>>>

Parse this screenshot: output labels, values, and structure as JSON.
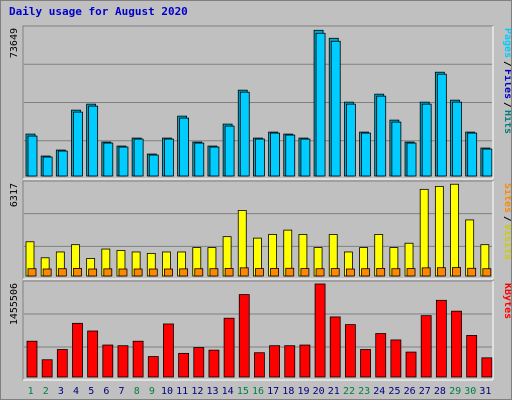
{
  "title": "Daily usage for August 2020",
  "colors": {
    "hits": "#00aacc",
    "files": "#0055dd",
    "pages": "#00ccff",
    "visits": "#ffff00",
    "sites": "#ff8800",
    "kbytes": "#ff0000",
    "weekend_day_label": "#008040",
    "weekday_day_label": "#000080"
  },
  "chart_data": [
    {
      "type": "bar",
      "ymax_label": "73649",
      "ylim": [
        0,
        73649
      ],
      "legend": [
        {
          "label": "Pages",
          "color": "#00ccff"
        },
        {
          "label": "Files",
          "color": "#0000cc"
        },
        {
          "label": "Hits",
          "color": "#008080"
        }
      ],
      "categories": [
        "1",
        "2",
        "3",
        "4",
        "5",
        "6",
        "7",
        "8",
        "9",
        "10",
        "11",
        "12",
        "13",
        "14",
        "15",
        "16",
        "17",
        "18",
        "19",
        "20",
        "21",
        "22",
        "23",
        "24",
        "25",
        "26",
        "27",
        "28",
        "29",
        "30",
        "31"
      ],
      "series": [
        {
          "name": "Hits",
          "values": [
            21000,
            10000,
            13000,
            33000,
            36000,
            17000,
            15000,
            19000,
            11000,
            19000,
            30000,
            17000,
            15000,
            26000,
            43000,
            19000,
            22000,
            21000,
            19000,
            73000,
            69000,
            37000,
            22000,
            41000,
            28000,
            17000,
            37000,
            52000,
            38000,
            22000,
            14000
          ]
        },
        {
          "name": "Files",
          "values": [
            20000,
            9500,
            12500,
            32000,
            35000,
            16500,
            14500,
            18500,
            10500,
            18500,
            29000,
            16500,
            14500,
            25000,
            42000,
            18500,
            21500,
            20500,
            18500,
            71500,
            67500,
            36000,
            21500,
            40000,
            27000,
            16500,
            36000,
            51000,
            37000,
            21500,
            13500
          ]
        }
      ]
    },
    {
      "type": "bar",
      "ymax_label": "6317",
      "ylim": [
        0,
        6317
      ],
      "legend": [
        {
          "label": "Sites",
          "color": "#ff8800"
        },
        {
          "label": "Visits",
          "color": "#cccc00"
        }
      ],
      "categories": [
        "1",
        "2",
        "3",
        "4",
        "5",
        "6",
        "7",
        "8",
        "9",
        "10",
        "11",
        "12",
        "13",
        "14",
        "15",
        "16",
        "17",
        "18",
        "19",
        "20",
        "21",
        "22",
        "23",
        "24",
        "25",
        "26",
        "27",
        "28",
        "29",
        "30",
        "31"
      ],
      "series": [
        {
          "name": "Visits",
          "values": [
            2350,
            1250,
            1650,
            2150,
            1200,
            1850,
            1750,
            1650,
            1550,
            1650,
            1650,
            1950,
            1950,
            2700,
            4500,
            2600,
            2850,
            3150,
            2850,
            1950,
            2850,
            1650,
            1950,
            2850,
            1950,
            2250,
            5950,
            6150,
            6300,
            3850,
            2150
          ]
        },
        {
          "name": "Sites",
          "values": [
            500,
            480,
            500,
            520,
            460,
            490,
            480,
            470,
            460,
            480,
            490,
            500,
            500,
            520,
            560,
            510,
            520,
            530,
            510,
            500,
            510,
            480,
            500,
            520,
            500,
            510,
            560,
            570,
            580,
            530,
            500
          ]
        }
      ]
    },
    {
      "type": "bar",
      "ymax_label": "1455506",
      "ylim": [
        0,
        1455506
      ],
      "legend": [
        {
          "label": "KBytes",
          "color": "#ff0000"
        }
      ],
      "categories": [
        "1",
        "2",
        "3",
        "4",
        "5",
        "6",
        "7",
        "8",
        "9",
        "10",
        "11",
        "12",
        "13",
        "14",
        "15",
        "16",
        "17",
        "18",
        "19",
        "20",
        "21",
        "22",
        "23",
        "24",
        "25",
        "26",
        "27",
        "28",
        "29",
        "30",
        "31"
      ],
      "series": [
        {
          "name": "KBytes",
          "values": [
            560000,
            270000,
            430000,
            840000,
            720000,
            500000,
            490000,
            560000,
            320000,
            830000,
            370000,
            460000,
            420000,
            920000,
            1290000,
            380000,
            490000,
            490000,
            500000,
            1455506,
            940000,
            820000,
            430000,
            680000,
            580000,
            390000,
            960000,
            1200000,
            1030000,
            650000,
            300000
          ]
        }
      ]
    }
  ],
  "day_labels": [
    "1",
    "2",
    "3",
    "4",
    "5",
    "6",
    "7",
    "8",
    "9",
    "10",
    "11",
    "12",
    "13",
    "14",
    "15",
    "16",
    "17",
    "18",
    "19",
    "20",
    "21",
    "22",
    "23",
    "24",
    "25",
    "26",
    "27",
    "28",
    "29",
    "30",
    "31"
  ],
  "weekend_days": [
    1,
    2,
    8,
    9,
    15,
    16,
    22,
    23,
    29,
    30
  ]
}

<<<

§ GIVEN TASK
Set down every entry word for word, but omit the pictures.

§ RESULT
Parse this screenshot: output labels, values, and structure as JSON.
{
  "title": "Daily usage for August 2020",
  "colors": {
    "hits": "#00aacc",
    "files": "#0055dd",
    "pages": "#00ccff",
    "visits": "#ffff00",
    "sites": "#ff8800",
    "kbytes": "#ff0000",
    "weekend_day_label": "#008040",
    "weekday_day_label": "#000080"
  },
  "chart_data": [
    {
      "type": "bar",
      "ymax_label": "73649",
      "ylim": [
        0,
        73649
      ],
      "legend": [
        {
          "label": "Pages",
          "color": "#00ccff"
        },
        {
          "label": "Files",
          "color": "#0000cc"
        },
        {
          "label": "Hits",
          "color": "#008080"
        }
      ],
      "categories": [
        "1",
        "2",
        "3",
        "4",
        "5",
        "6",
        "7",
        "8",
        "9",
        "10",
        "11",
        "12",
        "13",
        "14",
        "15",
        "16",
        "17",
        "18",
        "19",
        "20",
        "21",
        "22",
        "23",
        "24",
        "25",
        "26",
        "27",
        "28",
        "29",
        "30",
        "31"
      ],
      "series": [
        {
          "name": "Hits",
          "values": [
            21000,
            10000,
            13000,
            33000,
            36000,
            17000,
            15000,
            19000,
            11000,
            19000,
            30000,
            17000,
            15000,
            26000,
            43000,
            19000,
            22000,
            21000,
            19000,
            73000,
            69000,
            37000,
            22000,
            41000,
            28000,
            17000,
            37000,
            52000,
            38000,
            22000,
            14000
          ]
        },
        {
          "name": "Files",
          "values": [
            20000,
            9500,
            12500,
            32000,
            35000,
            16500,
            14500,
            18500,
            10500,
            18500,
            29000,
            16500,
            14500,
            25000,
            42000,
            18500,
            21500,
            20500,
            18500,
            71500,
            67500,
            36000,
            21500,
            40000,
            27000,
            16500,
            36000,
            51000,
            37000,
            21500,
            13500
          ]
        }
      ]
    },
    {
      "type": "bar",
      "ymax_label": "6317",
      "ylim": [
        0,
        6317
      ],
      "legend": [
        {
          "label": "Sites",
          "color": "#ff8800"
        },
        {
          "label": "Visits",
          "color": "#cccc00"
        }
      ],
      "categories": [
        "1",
        "2",
        "3",
        "4",
        "5",
        "6",
        "7",
        "8",
        "9",
        "10",
        "11",
        "12",
        "13",
        "14",
        "15",
        "16",
        "17",
        "18",
        "19",
        "20",
        "21",
        "22",
        "23",
        "24",
        "25",
        "26",
        "27",
        "28",
        "29",
        "30",
        "31"
      ],
      "series": [
        {
          "name": "Visits",
          "values": [
            2350,
            1250,
            1650,
            2150,
            1200,
            1850,
            1750,
            1650,
            1550,
            1650,
            1650,
            1950,
            1950,
            2700,
            4500,
            2600,
            2850,
            3150,
            2850,
            1950,
            2850,
            1650,
            1950,
            2850,
            1950,
            2250,
            5950,
            6150,
            6300,
            3850,
            2150
          ]
        },
        {
          "name": "Sites",
          "values": [
            500,
            480,
            500,
            520,
            460,
            490,
            480,
            470,
            460,
            480,
            490,
            500,
            500,
            520,
            560,
            510,
            520,
            530,
            510,
            500,
            510,
            480,
            500,
            520,
            500,
            510,
            560,
            570,
            580,
            530,
            500
          ]
        }
      ]
    },
    {
      "type": "bar",
      "ymax_label": "1455506",
      "ylim": [
        0,
        1455506
      ],
      "legend": [
        {
          "label": "KBytes",
          "color": "#ff0000"
        }
      ],
      "categories": [
        "1",
        "2",
        "3",
        "4",
        "5",
        "6",
        "7",
        "8",
        "9",
        "10",
        "11",
        "12",
        "13",
        "14",
        "15",
        "16",
        "17",
        "18",
        "19",
        "20",
        "21",
        "22",
        "23",
        "24",
        "25",
        "26",
        "27",
        "28",
        "29",
        "30",
        "31"
      ],
      "series": [
        {
          "name": "KBytes",
          "values": [
            560000,
            270000,
            430000,
            840000,
            720000,
            500000,
            490000,
            560000,
            320000,
            830000,
            370000,
            460000,
            420000,
            920000,
            1290000,
            380000,
            490000,
            490000,
            500000,
            1455506,
            940000,
            820000,
            430000,
            680000,
            580000,
            390000,
            960000,
            1200000,
            1030000,
            650000,
            300000
          ]
        }
      ]
    }
  ],
  "day_labels": [
    "1",
    "2",
    "3",
    "4",
    "5",
    "6",
    "7",
    "8",
    "9",
    "10",
    "11",
    "12",
    "13",
    "14",
    "15",
    "16",
    "17",
    "18",
    "19",
    "20",
    "21",
    "22",
    "23",
    "24",
    "25",
    "26",
    "27",
    "28",
    "29",
    "30",
    "31"
  ],
  "weekend_days": [
    1,
    2,
    8,
    9,
    15,
    16,
    22,
    23,
    29,
    30
  ]
}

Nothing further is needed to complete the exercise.